Required work
Go through the entries below and retype them exactly, omitting each picture.

Entries from a visual dataset
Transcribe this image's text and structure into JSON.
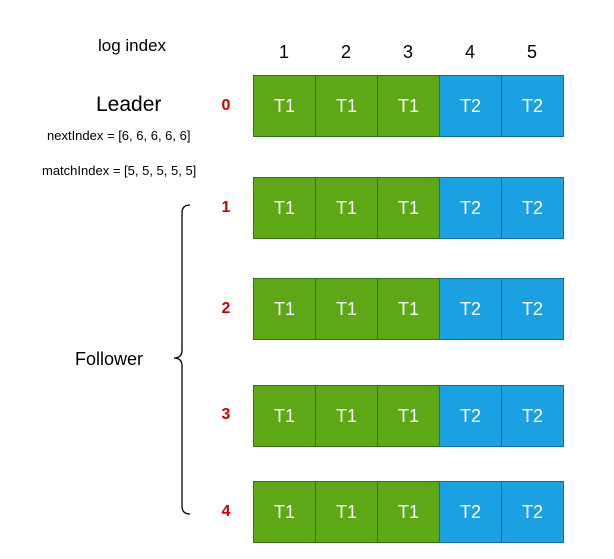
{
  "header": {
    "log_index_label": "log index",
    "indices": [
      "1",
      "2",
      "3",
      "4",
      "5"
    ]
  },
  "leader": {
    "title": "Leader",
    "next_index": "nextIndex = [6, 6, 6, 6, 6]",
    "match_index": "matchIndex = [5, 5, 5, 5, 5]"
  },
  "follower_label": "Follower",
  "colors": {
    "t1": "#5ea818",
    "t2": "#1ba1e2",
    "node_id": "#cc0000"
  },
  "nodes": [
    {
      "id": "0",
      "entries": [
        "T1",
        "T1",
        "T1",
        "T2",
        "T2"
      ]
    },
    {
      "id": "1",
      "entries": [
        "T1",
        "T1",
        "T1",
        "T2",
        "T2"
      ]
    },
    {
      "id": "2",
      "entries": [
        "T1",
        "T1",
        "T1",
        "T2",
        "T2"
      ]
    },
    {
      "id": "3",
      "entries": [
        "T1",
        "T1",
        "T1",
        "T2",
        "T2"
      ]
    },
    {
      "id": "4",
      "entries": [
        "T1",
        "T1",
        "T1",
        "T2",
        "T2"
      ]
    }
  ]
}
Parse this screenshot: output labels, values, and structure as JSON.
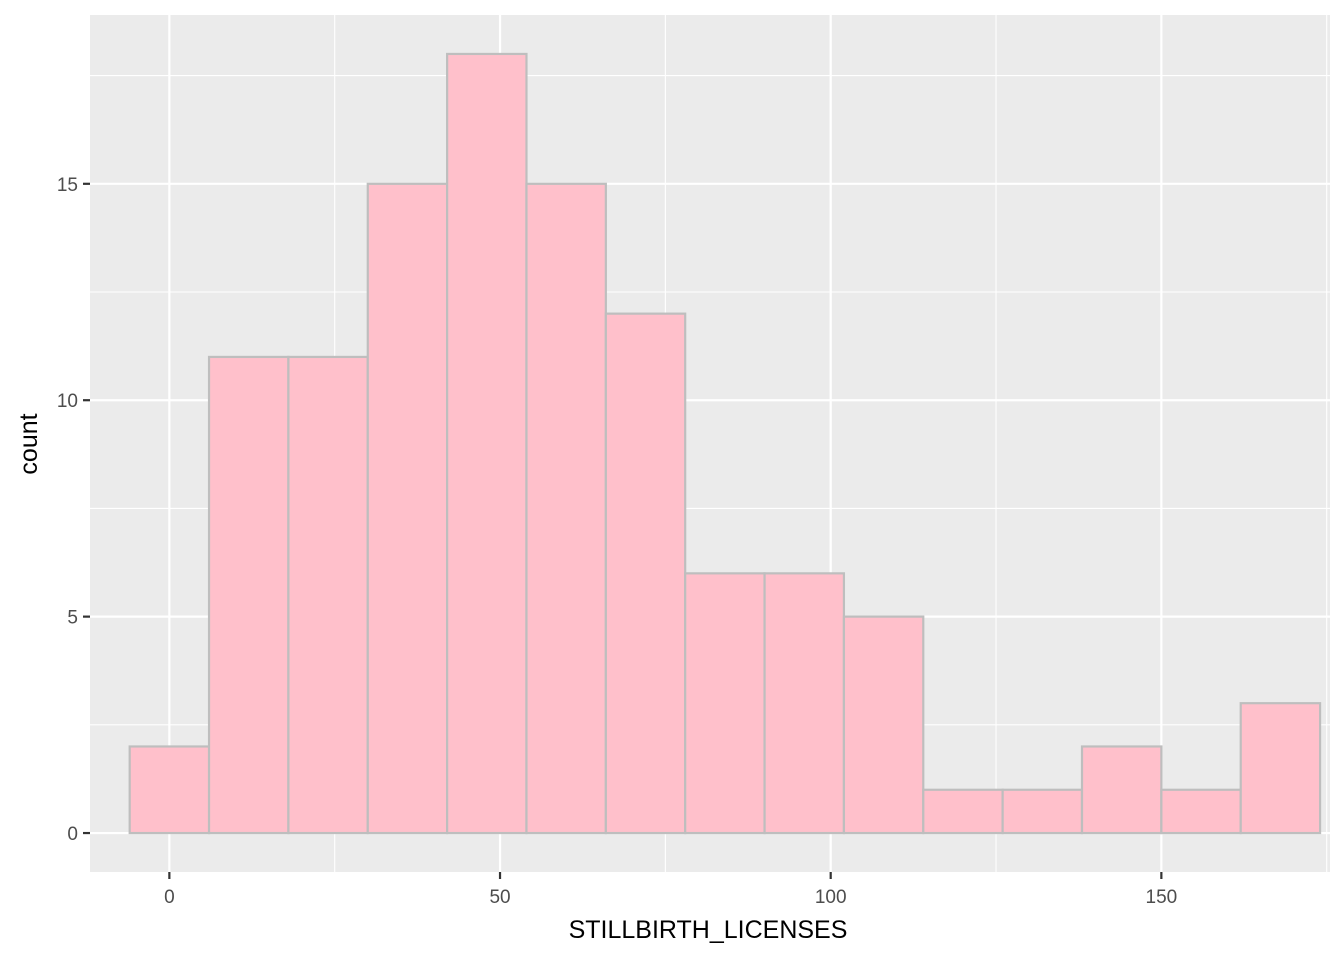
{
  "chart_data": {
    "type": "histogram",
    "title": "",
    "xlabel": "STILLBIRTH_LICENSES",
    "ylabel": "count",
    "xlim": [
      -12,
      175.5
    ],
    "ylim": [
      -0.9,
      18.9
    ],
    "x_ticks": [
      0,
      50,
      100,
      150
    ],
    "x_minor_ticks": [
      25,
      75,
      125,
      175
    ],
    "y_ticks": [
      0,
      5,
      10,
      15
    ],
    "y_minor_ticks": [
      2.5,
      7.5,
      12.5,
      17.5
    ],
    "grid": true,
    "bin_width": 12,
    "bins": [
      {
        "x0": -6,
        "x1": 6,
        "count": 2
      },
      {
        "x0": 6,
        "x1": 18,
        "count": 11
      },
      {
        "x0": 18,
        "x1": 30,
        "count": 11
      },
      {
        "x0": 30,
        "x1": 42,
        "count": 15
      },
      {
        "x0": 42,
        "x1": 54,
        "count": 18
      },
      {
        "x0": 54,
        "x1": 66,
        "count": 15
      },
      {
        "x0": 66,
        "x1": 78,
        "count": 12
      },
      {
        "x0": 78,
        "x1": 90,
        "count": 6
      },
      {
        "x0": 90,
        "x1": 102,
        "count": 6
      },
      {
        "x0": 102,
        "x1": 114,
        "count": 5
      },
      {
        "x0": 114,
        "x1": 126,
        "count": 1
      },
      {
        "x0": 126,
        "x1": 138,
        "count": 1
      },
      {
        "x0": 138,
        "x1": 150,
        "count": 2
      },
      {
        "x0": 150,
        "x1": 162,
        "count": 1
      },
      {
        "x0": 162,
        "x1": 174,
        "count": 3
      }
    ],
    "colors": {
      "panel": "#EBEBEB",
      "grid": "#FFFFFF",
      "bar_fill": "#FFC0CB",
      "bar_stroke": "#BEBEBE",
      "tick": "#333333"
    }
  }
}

Solution for this exercise
Transcribe this image's text and structure into JSON.
{
  "header": {
    "log_index_label": "log index",
    "indices": [
      "1",
      "2",
      "3",
      "4",
      "5"
    ]
  },
  "leader": {
    "title": "Leader",
    "next_index": "nextIndex = [6, 6, 6, 6, 6]",
    "match_index": "matchIndex = [5, 5, 5, 5, 5]"
  },
  "follower_label": "Follower",
  "colors": {
    "t1": "#5ea818",
    "t2": "#1ba1e2",
    "node_id": "#cc0000"
  },
  "nodes": [
    {
      "id": "0",
      "entries": [
        "T1",
        "T1",
        "T1",
        "T2",
        "T2"
      ]
    },
    {
      "id": "1",
      "entries": [
        "T1",
        "T1",
        "T1",
        "T2",
        "T2"
      ]
    },
    {
      "id": "2",
      "entries": [
        "T1",
        "T1",
        "T1",
        "T2",
        "T2"
      ]
    },
    {
      "id": "3",
      "entries": [
        "T1",
        "T1",
        "T1",
        "T2",
        "T2"
      ]
    },
    {
      "id": "4",
      "entries": [
        "T1",
        "T1",
        "T1",
        "T2",
        "T2"
      ]
    }
  ]
}
Parse this screenshot: output labels, values, and structure as JSON.
{
  "chart_data": {
    "type": "histogram",
    "title": "",
    "xlabel": "STILLBIRTH_LICENSES",
    "ylabel": "count",
    "xlim": [
      -12,
      175.5
    ],
    "ylim": [
      -0.9,
      18.9
    ],
    "x_ticks": [
      0,
      50,
      100,
      150
    ],
    "x_minor_ticks": [
      25,
      75,
      125,
      175
    ],
    "y_ticks": [
      0,
      5,
      10,
      15
    ],
    "y_minor_ticks": [
      2.5,
      7.5,
      12.5,
      17.5
    ],
    "grid": true,
    "bin_width": 12,
    "bins": [
      {
        "x0": -6,
        "x1": 6,
        "count": 2
      },
      {
        "x0": 6,
        "x1": 18,
        "count": 11
      },
      {
        "x0": 18,
        "x1": 30,
        "count": 11
      },
      {
        "x0": 30,
        "x1": 42,
        "count": 15
      },
      {
        "x0": 42,
        "x1": 54,
        "count": 18
      },
      {
        "x0": 54,
        "x1": 66,
        "count": 15
      },
      {
        "x0": 66,
        "x1": 78,
        "count": 12
      },
      {
        "x0": 78,
        "x1": 90,
        "count": 6
      },
      {
        "x0": 90,
        "x1": 102,
        "count": 6
      },
      {
        "x0": 102,
        "x1": 114,
        "count": 5
      },
      {
        "x0": 114,
        "x1": 126,
        "count": 1
      },
      {
        "x0": 126,
        "x1": 138,
        "count": 1
      },
      {
        "x0": 138,
        "x1": 150,
        "count": 2
      },
      {
        "x0": 150,
        "x1": 162,
        "count": 1
      },
      {
        "x0": 162,
        "x1": 174,
        "count": 3
      }
    ],
    "colors": {
      "panel": "#EBEBEB",
      "grid": "#FFFFFF",
      "bar_fill": "#FFC0CB",
      "bar_stroke": "#BEBEBE",
      "tick": "#333333"
    }
  }
}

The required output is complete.